* **Task material**
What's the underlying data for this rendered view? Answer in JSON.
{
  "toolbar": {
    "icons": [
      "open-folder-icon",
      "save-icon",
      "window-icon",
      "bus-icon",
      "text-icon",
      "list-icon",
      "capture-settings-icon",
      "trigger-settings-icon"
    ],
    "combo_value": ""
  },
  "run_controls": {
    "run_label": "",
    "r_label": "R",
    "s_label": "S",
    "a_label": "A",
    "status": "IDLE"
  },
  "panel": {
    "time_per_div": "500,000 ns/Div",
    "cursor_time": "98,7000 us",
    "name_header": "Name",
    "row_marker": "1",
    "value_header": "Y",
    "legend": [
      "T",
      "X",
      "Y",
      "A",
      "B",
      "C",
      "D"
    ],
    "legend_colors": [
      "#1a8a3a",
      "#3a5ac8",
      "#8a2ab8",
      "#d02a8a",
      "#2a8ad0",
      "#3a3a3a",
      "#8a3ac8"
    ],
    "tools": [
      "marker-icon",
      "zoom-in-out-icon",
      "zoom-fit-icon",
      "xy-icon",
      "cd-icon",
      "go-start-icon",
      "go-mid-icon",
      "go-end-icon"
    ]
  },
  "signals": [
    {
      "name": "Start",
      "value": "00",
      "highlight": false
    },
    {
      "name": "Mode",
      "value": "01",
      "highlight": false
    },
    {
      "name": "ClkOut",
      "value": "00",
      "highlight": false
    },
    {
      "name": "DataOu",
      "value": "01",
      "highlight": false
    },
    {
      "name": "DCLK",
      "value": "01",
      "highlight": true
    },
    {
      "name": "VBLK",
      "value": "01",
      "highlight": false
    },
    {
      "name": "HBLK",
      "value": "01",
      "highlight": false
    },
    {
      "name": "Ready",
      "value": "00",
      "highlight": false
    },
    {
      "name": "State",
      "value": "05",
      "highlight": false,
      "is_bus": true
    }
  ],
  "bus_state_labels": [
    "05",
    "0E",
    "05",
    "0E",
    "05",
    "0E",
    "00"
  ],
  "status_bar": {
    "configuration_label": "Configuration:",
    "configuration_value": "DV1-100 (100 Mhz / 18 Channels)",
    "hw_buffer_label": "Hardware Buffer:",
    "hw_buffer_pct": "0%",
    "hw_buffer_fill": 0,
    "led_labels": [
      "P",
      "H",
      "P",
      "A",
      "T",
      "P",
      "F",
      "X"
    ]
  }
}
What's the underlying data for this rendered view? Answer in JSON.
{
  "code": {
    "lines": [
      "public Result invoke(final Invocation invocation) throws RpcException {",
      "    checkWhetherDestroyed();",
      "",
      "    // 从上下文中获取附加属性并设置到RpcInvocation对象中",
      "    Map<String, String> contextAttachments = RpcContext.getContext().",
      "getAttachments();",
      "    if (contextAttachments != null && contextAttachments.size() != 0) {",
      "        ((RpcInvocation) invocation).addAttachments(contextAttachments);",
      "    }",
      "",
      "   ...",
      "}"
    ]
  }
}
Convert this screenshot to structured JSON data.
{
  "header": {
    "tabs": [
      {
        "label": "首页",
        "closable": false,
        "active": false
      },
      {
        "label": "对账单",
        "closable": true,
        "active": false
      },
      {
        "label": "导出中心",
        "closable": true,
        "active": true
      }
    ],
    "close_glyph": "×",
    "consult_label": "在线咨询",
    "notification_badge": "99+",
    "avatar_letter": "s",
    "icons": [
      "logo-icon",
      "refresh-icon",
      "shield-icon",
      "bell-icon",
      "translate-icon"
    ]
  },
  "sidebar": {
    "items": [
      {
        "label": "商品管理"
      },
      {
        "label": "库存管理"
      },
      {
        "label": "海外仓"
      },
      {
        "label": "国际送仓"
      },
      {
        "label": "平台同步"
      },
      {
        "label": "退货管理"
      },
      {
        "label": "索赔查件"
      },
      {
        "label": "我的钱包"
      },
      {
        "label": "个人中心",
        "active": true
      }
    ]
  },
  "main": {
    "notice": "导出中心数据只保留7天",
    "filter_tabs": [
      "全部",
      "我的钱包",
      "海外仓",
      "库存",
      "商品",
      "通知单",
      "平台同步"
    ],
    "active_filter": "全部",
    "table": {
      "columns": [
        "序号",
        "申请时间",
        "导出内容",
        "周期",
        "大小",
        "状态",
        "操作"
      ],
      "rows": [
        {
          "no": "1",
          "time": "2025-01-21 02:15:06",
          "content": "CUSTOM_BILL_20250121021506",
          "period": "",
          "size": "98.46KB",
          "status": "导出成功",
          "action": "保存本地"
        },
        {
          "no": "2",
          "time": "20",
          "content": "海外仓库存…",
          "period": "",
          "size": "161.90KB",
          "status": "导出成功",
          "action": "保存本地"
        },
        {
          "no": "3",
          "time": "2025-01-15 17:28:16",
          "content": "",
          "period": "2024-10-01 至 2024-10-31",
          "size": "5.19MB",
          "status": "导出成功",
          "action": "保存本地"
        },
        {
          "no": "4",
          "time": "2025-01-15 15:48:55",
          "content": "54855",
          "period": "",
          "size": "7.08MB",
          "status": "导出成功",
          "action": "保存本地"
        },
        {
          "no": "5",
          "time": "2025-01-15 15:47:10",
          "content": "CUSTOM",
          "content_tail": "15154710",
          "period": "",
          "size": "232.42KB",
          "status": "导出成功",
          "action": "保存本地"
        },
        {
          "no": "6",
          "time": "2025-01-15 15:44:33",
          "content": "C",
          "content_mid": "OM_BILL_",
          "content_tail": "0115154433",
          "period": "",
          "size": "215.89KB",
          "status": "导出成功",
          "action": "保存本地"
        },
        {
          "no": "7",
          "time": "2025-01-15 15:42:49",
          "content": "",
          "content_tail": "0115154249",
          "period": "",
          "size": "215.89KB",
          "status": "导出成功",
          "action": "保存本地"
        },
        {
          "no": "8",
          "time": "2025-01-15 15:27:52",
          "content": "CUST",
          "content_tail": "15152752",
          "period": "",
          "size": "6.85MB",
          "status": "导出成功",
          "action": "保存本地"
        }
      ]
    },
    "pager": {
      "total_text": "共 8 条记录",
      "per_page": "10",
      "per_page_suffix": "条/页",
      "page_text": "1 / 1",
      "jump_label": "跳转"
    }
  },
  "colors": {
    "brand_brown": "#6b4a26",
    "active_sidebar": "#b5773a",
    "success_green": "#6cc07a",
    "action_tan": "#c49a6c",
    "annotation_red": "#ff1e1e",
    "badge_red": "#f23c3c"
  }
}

* **Task objective**
Reproduce all of the material above word for word.

* **Final answer**
What's the underlying data for this rendered view? Answer in JSON.
{
  "toolbar": {
    "icons": [
      "open-folder-icon",
      "save-icon",
      "window-icon",
      "bus-icon",
      "text-icon",
      "list-icon",
      "capture-settings-icon",
      "trigger-settings-icon"
    ],
    "combo_value": ""
  },
  "run_controls": {
    "run_label": "",
    "r_label": "R",
    "s_label": "S",
    "a_label": "A",
    "status": "IDLE"
  },
  "panel": {
    "time_per_div": "500,000 ns/Div",
    "cursor_time": "98,7000 us",
    "name_header": "Name",
    "row_marker": "1",
    "value_header": "Y",
    "legend": [
      "T",
      "X",
      "Y",
      "A",
      "B",
      "C",
      "D"
    ],
    "legend_colors": [
      "#1a8a3a",
      "#3a5ac8",
      "#8a2ab8",
      "#d02a8a",
      "#2a8ad0",
      "#3a3a3a",
      "#8a3ac8"
    ],
    "tools": [
      "marker-icon",
      "zoom-in-out-icon",
      "zoom-fit-icon",
      "xy-icon",
      "cd-icon",
      "go-start-icon",
      "go-mid-icon",
      "go-end-icon"
    ]
  },
  "signals": [
    {
      "name": "Start",
      "value": "00",
      "highlight": false
    },
    {
      "name": "Mode",
      "value": "01",
      "highlight": false
    },
    {
      "name": "ClkOut",
      "value": "00",
      "highlight": false
    },
    {
      "name": "DataOu",
      "value": "01",
      "highlight": false
    },
    {
      "name": "DCLK",
      "value": "01",
      "highlight": true
    },
    {
      "name": "VBLK",
      "value": "01",
      "highlight": false
    },
    {
      "name": "HBLK",
      "value": "01",
      "highlight": false
    },
    {
      "name": "Ready",
      "value": "00",
      "highlight": false
    },
    {
      "name": "State",
      "value": "05",
      "highlight": false,
      "is_bus": true
    }
  ],
  "bus_state_labels": [
    "05",
    "0E",
    "05",
    "0E",
    "05",
    "0E",
    "00"
  ],
  "status_bar": {
    "configuration_label": "Configuration:",
    "configuration_value": "DV1-100 (100 Mhz / 18 Channels)",
    "hw_buffer_label": "Hardware Buffer:",
    "hw_buffer_pct": "0%",
    "hw_buffer_fill": 0,
    "led_labels": [
      "P",
      "H",
      "P",
      "A",
      "T",
      "P",
      "F",
      "X"
    ]
  }
}
What's the underlying data for this rendered view? Answer in JSON.
{
  "code": {
    "lines": [
      "public Result invoke(final Invocation invocation) throws RpcException {",
      "    checkWhetherDestroyed();",
      "",
      "    // 从上下文中获取附加属性并设置到RpcInvocation对象中",
      "    Map<String, String> contextAttachments = RpcContext.getContext().",
      "getAttachments();",
      "    if (contextAttachments != null && contextAttachments.size() != 0) {",
      "        ((RpcInvocation) invocation).addAttachments(contextAttachments);",
      "    }",
      "",
      "   ...",
      "}"
    ]
  }
}
Convert this screenshot to structured JSON data.
{
  "header": {
    "tabs": [
      {
        "label": "首页",
        "closable": false,
        "active": false
      },
      {
        "label": "对账单",
        "closable": true,
        "active": false
      },
      {
        "label": "导出中心",
        "closable": true,
        "active": true
      }
    ],
    "close_glyph": "×",
    "consult_label": "在线咨询",
    "notification_badge": "99+",
    "avatar_letter": "s",
    "icons": [
      "logo-icon",
      "refresh-icon",
      "shield-icon",
      "bell-icon",
      "translate-icon"
    ]
  },
  "sidebar": {
    "items": [
      {
        "label": "商品管理"
      },
      {
        "label": "库存管理"
      },
      {
        "label": "海外仓"
      },
      {
        "label": "国际送仓"
      },
      {
        "label": "平台同步"
      },
      {
        "label": "退货管理"
      },
      {
        "label": "索赔查件"
      },
      {
        "label": "我的钱包"
      },
      {
        "label": "个人中心",
        "active": true
      }
    ]
  },
  "main": {
    "notice": "导出中心数据只保留7天",
    "filter_tabs": [
      "全部",
      "我的钱包",
      "海外仓",
      "库存",
      "商品",
      "通知单",
      "平台同步"
    ],
    "active_filter": "全部",
    "table": {
      "columns": [
        "序号",
        "申请时间",
        "导出内容",
        "周期",
        "大小",
        "状态",
        "操作"
      ],
      "rows": [
        {
          "no": "1",
          "time": "2025-01-21 02:15:06",
          "content": "CUSTOM_BILL_20250121021506",
          "period": "",
          "size": "98.46KB",
          "status": "导出成功",
          "action": "保存本地"
        },
        {
          "no": "2",
          "time": "20",
          "content": "海外仓库存…",
          "period": "",
          "size": "161.90KB",
          "status": "导出成功",
          "action": "保存本地"
        },
        {
          "no": "3",
          "time": "2025-01-15 17:28:16",
          "content": "",
          "period": "2024-10-01 至 2024-10-31",
          "size": "5.19MB",
          "status": "导出成功",
          "action": "保存本地"
        },
        {
          "no": "4",
          "time": "2025-01-15 15:48:55",
          "content": "54855",
          "period": "",
          "size": "7.08MB",
          "status": "导出成功",
          "action": "保存本地"
        },
        {
          "no": "5",
          "time": "2025-01-15 15:47:10",
          "content": "CUSTOM",
          "content_tail": "15154710",
          "period": "",
          "size": "232.42KB",
          "status": "导出成功",
          "action": "保存本地"
        },
        {
          "no": "6",
          "time": "2025-01-15 15:44:33",
          "content": "C",
          "content_mid": "OM_BILL_",
          "content_tail": "0115154433",
          "period": "",
          "size": "215.89KB",
          "status": "导出成功",
          "action": "保存本地"
        },
        {
          "no": "7",
          "time": "2025-01-15 15:42:49",
          "content": "",
          "content_tail": "0115154249",
          "period": "",
          "size": "215.89KB",
          "status": "导出成功",
          "action": "保存本地"
        },
        {
          "no": "8",
          "time": "2025-01-15 15:27:52",
          "content": "CUST",
          "content_tail": "15152752",
          "period": "",
          "size": "6.85MB",
          "status": "导出成功",
          "action": "保存本地"
        }
      ]
    },
    "pager": {
      "total_text": "共 8 条记录",
      "per_page": "10",
      "per_page_suffix": "条/页",
      "page_text": "1 / 1",
      "jump_label": "跳转"
    }
  },
  "colors": {
    "brand_brown": "#6b4a26",
    "active_sidebar": "#b5773a",
    "success_green": "#6cc07a",
    "action_tan": "#c49a6c",
    "annotation_red": "#ff1e1e",
    "badge_red": "#f23c3c"
  }
}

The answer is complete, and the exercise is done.